### Material provided
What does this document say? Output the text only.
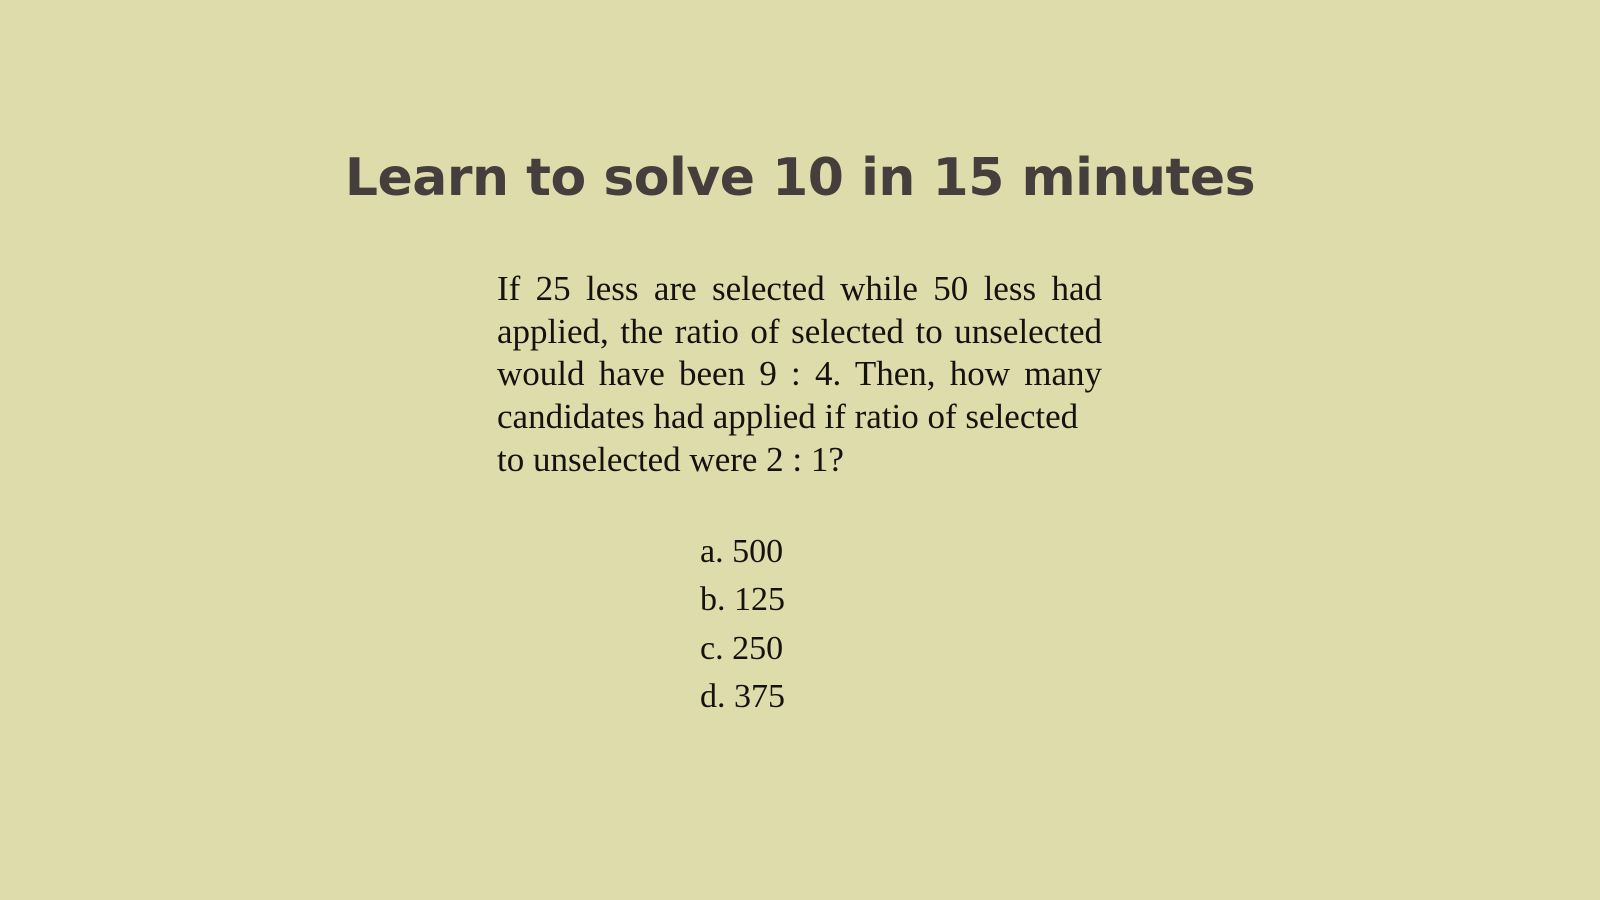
Learn to solve 10 in 15 minutes
If 25 less are selected while 50 less had applied, the ratio of selected to unselected would have been 9 : 4. Then, how many candidates had applied if ratio of selected
to unselected were 2 : 1?
a. 500
b. 125
c. 250
d. 375
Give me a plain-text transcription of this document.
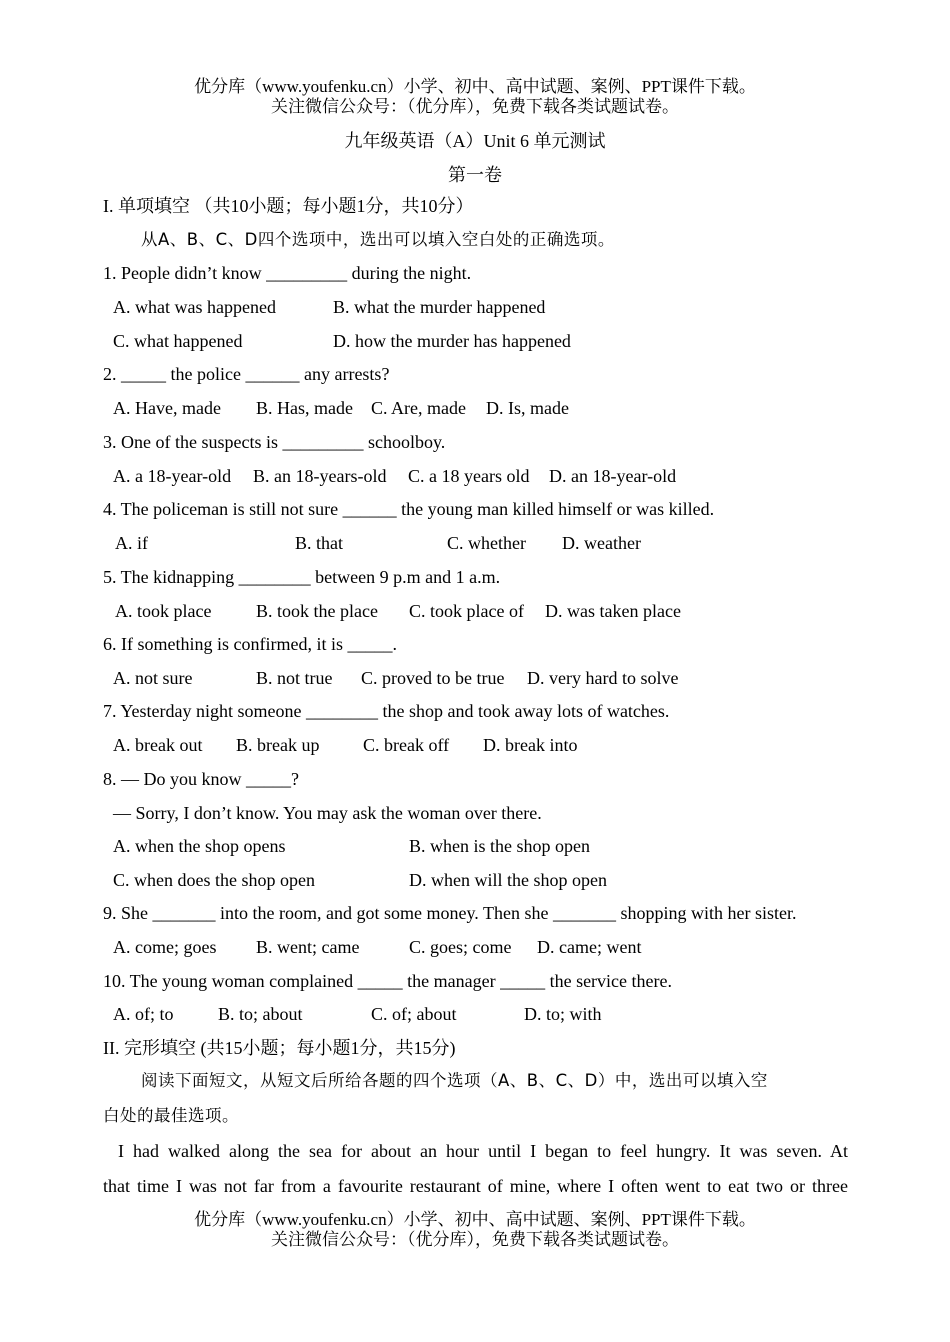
优分库（www.youfenku.cn）小学、初中、高中试题、案例、PPT课件下载。
关注微信公众号：（优分库），免费下载各类试题试卷。
九年级英语（A）Unit 6 单元测试
第一卷
I. 单项填空 （共10小题；每小题1分，共10分）
从A、B、C、D四个选项中，选出可以填入空白处的正确选项。
1. People didn’t know _________ during the night.
A. what was happened	B. what the murder happened
C. what happened	D. how the murder has happened
2. _____ the police ______ any arrests?
A. Have, made B. Has, made C. Are, made D. Is, made
3. One of the suspects is _________ schoolboy.
A. a 18-year-old B. an 18-years-old C. a 18 years old D. an 18-year-old
4. The policeman is still not sure ______ the young man killed himself or was killed.
A. if	B. that	C. whether D. weather
5. The kidnapping ________ between 9 p.m and 1 a.m.
A. took place B. took the place C. took place of D. was taken place
6. If something is confirmed, it is _____.
A. not sure	B. not true C. proved to be true D. very hard to solve
7. Yesterday night someone ________ the shop and took away lots of watches.
A. break out B. break up C. break off D. break into
8. — Do you know _____?
— Sorry, I don’t know. You may ask the woman over there.
A. when the shop opens	B. when is the shop open
C. when does the shop open	D. when will the shop open
9. She _______ into the room, and got some money. Then she _______ shopping with her sister.
A. come; goes B. went; came	C. goes; come D. came; went
10. The young woman complained _____ the manager _____ the service there.
A. of; to B. to; about	C. of; about	D. to; with
II. 完形填空 (共15小题；每小题1分，共15分)
阅读下面短文，从短文后所给各题的四个选项（A、B、C、D）中，选出可以填入空
白处的最佳选项。
I had walked along the sea for about an hour until I began to feel hungry. It was seven. At
that time I was not far from a favourite restaurant of mine, where I often went to eat two or three
优分库（www.youfenku.cn）小学、初中、高中试题、案例、PPT课件下载。
关注微信公众号：（优分库），免费下载各类试题试卷。
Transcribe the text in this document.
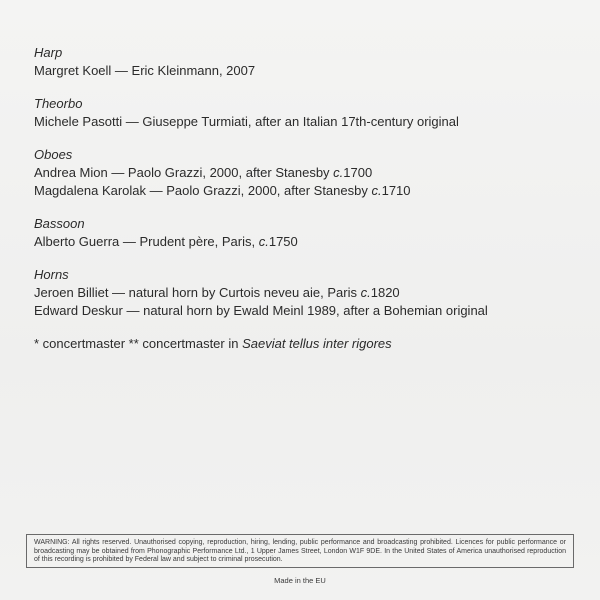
Harp

Margret Koell — Eric Kleinmann, 2007

Theorbo

Michele Pasotti — Giuseppe Turmiati, after an Italian 17th-century original

Oboes

Andrea Mion — Paolo Grazzi, 2000, after Stanesby c.1700

Magdalena Karolak — Paolo Grazzi, 2000, after Stanesby c.1710

Bassoon

Alberto Guerra — Prudent père, Paris, c.1750

Horns

Jeroen Billiet — natural horn by Curtois neveu aie, Paris c.1820

Edward Deskur — natural horn by Ewald Meinl 1989, after a Bohemian original

* concertmaster ** concertmaster in Saeviat tellus inter rigores

WARNING: All rights reserved. Unauthorised copying, reproduction, hiring, lending, public performance and broadcasting prohibited. Licences for public performance or broadcasting may be obtained from Phonographic Performance Ltd., 1 Upper James Street, London W1F 9DE. In the United States of America unauthorised reproduction of this recording is prohibited by Federal law and subject to criminal prosecution.
Made in the EU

### Description of the task
Find how many lines of the entries contain "original". Respond with the number only.

### Finished exercise
2